THE REQUEST -
Count the lines of the records that contain the string "dudina", treating uppercase and lowercase as different. Reply with only the number.

PROVIDED INFORMATION -
+ + + + +

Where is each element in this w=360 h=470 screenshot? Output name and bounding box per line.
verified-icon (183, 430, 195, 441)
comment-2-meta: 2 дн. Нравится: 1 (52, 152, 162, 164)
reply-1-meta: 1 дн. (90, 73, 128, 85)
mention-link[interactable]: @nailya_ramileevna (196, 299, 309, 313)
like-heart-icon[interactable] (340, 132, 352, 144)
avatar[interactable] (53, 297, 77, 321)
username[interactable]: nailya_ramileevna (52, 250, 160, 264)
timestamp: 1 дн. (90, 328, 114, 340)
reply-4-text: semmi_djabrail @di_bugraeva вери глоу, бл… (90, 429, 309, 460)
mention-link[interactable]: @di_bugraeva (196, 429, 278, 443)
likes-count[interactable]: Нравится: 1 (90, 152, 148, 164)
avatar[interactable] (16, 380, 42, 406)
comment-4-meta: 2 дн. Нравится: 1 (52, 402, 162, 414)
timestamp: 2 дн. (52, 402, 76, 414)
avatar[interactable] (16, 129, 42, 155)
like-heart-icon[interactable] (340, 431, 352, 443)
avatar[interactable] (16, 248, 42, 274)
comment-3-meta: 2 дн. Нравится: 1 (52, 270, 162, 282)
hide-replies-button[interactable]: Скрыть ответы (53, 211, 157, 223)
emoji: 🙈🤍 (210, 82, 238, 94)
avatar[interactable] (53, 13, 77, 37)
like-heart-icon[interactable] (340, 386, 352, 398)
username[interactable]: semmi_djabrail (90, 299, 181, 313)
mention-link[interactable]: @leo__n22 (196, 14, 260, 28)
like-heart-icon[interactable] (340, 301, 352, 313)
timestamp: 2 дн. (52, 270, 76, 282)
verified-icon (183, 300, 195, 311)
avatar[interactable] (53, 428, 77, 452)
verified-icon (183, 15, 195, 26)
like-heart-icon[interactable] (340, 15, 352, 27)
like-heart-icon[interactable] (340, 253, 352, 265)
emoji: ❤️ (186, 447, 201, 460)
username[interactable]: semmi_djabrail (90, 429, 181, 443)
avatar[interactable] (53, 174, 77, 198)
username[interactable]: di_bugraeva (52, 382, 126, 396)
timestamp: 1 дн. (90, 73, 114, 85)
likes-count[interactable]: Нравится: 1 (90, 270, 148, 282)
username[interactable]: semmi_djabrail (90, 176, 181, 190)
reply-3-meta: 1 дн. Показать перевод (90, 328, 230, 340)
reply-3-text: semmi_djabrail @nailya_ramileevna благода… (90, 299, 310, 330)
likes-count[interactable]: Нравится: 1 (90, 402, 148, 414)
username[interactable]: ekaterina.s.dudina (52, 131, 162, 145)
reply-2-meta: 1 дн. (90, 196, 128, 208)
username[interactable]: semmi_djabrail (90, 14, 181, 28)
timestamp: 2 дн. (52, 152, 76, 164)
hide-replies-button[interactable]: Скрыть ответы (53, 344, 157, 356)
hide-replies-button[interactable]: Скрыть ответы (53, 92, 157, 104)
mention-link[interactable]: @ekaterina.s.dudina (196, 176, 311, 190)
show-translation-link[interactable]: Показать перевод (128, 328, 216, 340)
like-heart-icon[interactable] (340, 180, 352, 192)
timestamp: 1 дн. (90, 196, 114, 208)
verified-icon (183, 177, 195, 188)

+ + + + +

RESPONSE -
2